• Given instruction:
In the listing below, count the lines containing the string "写成绩按照" and state only the number.

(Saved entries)
— Begin —
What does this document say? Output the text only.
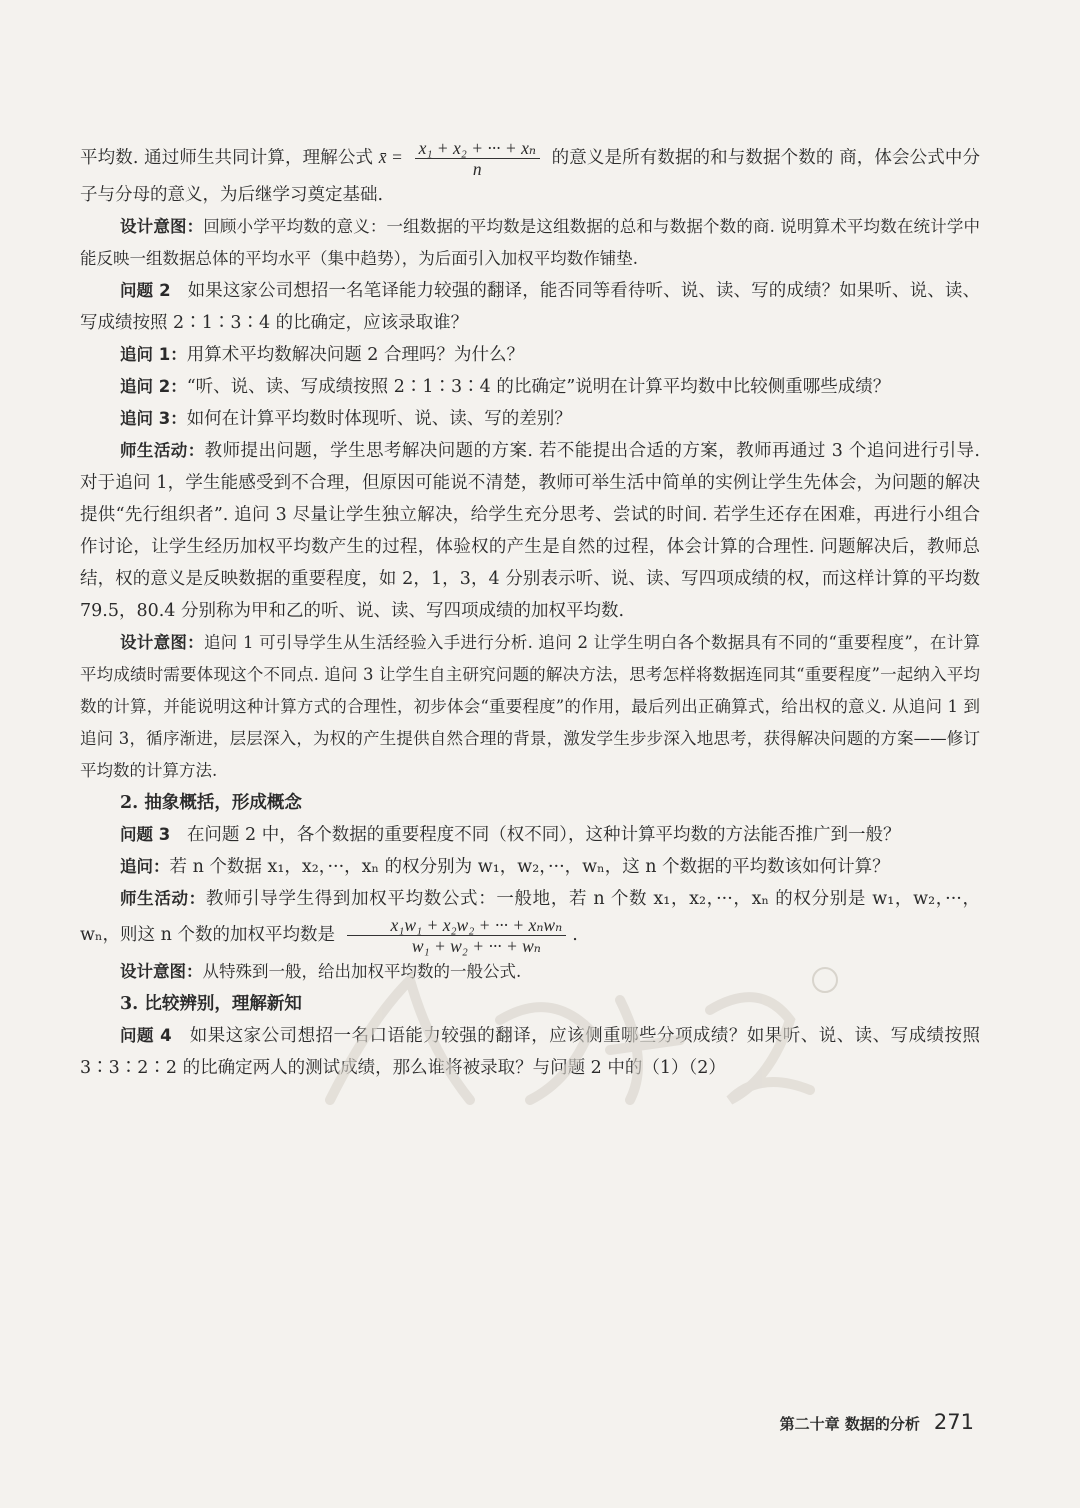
平均数. 通过师生共同计算，理解公式 x̄ = $\frac{\text{x₁ + x₂ + ··· + xₙ}}{n}$ 的意义是所有数据的和与数据个数的 商，体会公式中分子与分母的意义，为后继学习奠定基础.

设计意图：回顾小学平均数的意义：一组数据的平均数是这组数据的总和与数据个数的商. 说明算术平均数在统计学中能反映一组数据总体的平均水平（集中趋势），为后面引入加权平均数作铺垫.

问题 2 如果这家公司想招一名笔译能力较强的翻译，能否同等看待听、说、读、写的成绩？如果听、说、读、写成绩按照 2∶1∶3∶4 的比确定，应该录取谁？

追问 1：用算术平均数解决问题 2 合理吗？为什么？

追问 2：“听、说、读、写成绩按照 2∶1∶3∶4 的比确定”说明在计算平均数中比较侧重哪些成绩？

追问 3：如何在计算平均数时体现听、说、读、写的差别？

师生活动：教师提出问题，学生思考解决问题的方案. 若不能提出合适的方案，教师再通过 3 个追问进行引导. 对于追问 1，学生能感受到不合理，但原因可能说不清楚，教师可举生活中简单的实例让学生先体会，为问题的解决提供“先行组织者”. 追问 3 尽量让学生独立解决，给学生充分思考、尝试的时间. 若学生还存在困难，再进行小组合作讨论，让学生经历加权平均数产生的过程，体验权的产生是自然的过程，体会计算的合理性. 问题解决后，教师总结，权的意义是反映数据的重要程度，如 2，1，3，4 分别表示听、说、读、写四项成绩的权，而这样计算的平均数 79.5，80.4 分别称为甲和乙的听、说、读、写四项成绩的加权平均数.

设计意图：追问 1 可引导学生从生活经验入手进行分析. 追问 2 让学生明白各个数据具有不同的“重要程度”，在计算平均成绩时需要体现这个不同点. 追问 3 让学生自主研究问题的解决方法，思考怎样将数据连同其“重要程度”一起纳入平均数的计算，并能说明这种计算方式的合理性，初步体会“重要程度”的作用，最后列出正确算式，给出权的意义. 从追问 1 到追问 3，循序渐进，层层深入，为权的产生提供自然合理的背景，激发学生步步深入地思考，获得解决问题的方案——修订平均数的计算方法.

2. 抽象概括，形成概念

问题 3 在问题 2 中，各个数据的重要程度不同（权不同），这种计算平均数的方法能否推广到一般？

追问：若 n 个数据 x₁，x₂，···，xₙ 的权分别为 w₁，w₂，···，wₙ，这 n 个数据的平均数该如何计算？

师生活动：教师引导学生得到加权平均数公式：一般地，若 n 个数 x₁，x₂，···，xₙ 的权分别是 w₁，w₂，···，wₙ，则这 n 个数的加权平均数是 $\frac{\text{x₁w₁ + x₂w₂ + ··· + xₙwₙ}}{\text{w₁ + w₂ + ··· + wₙ}}$ .

设计意图：从特殊到一般，给出加权平均数的一般公式.

3. 比较辨别，理解新知

问题 4 如果这家公司想招一名口语能力较强的翻译，应该侧重哪些分项成绩？如果听、说、读、写成绩按照 3∶3∶2∶2 的比确定两人的测试成绩，那么谁将被录取？与问题 2 中的（1）（2）

第二十章 数据的分析 271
— End —
• Solution for this task:
3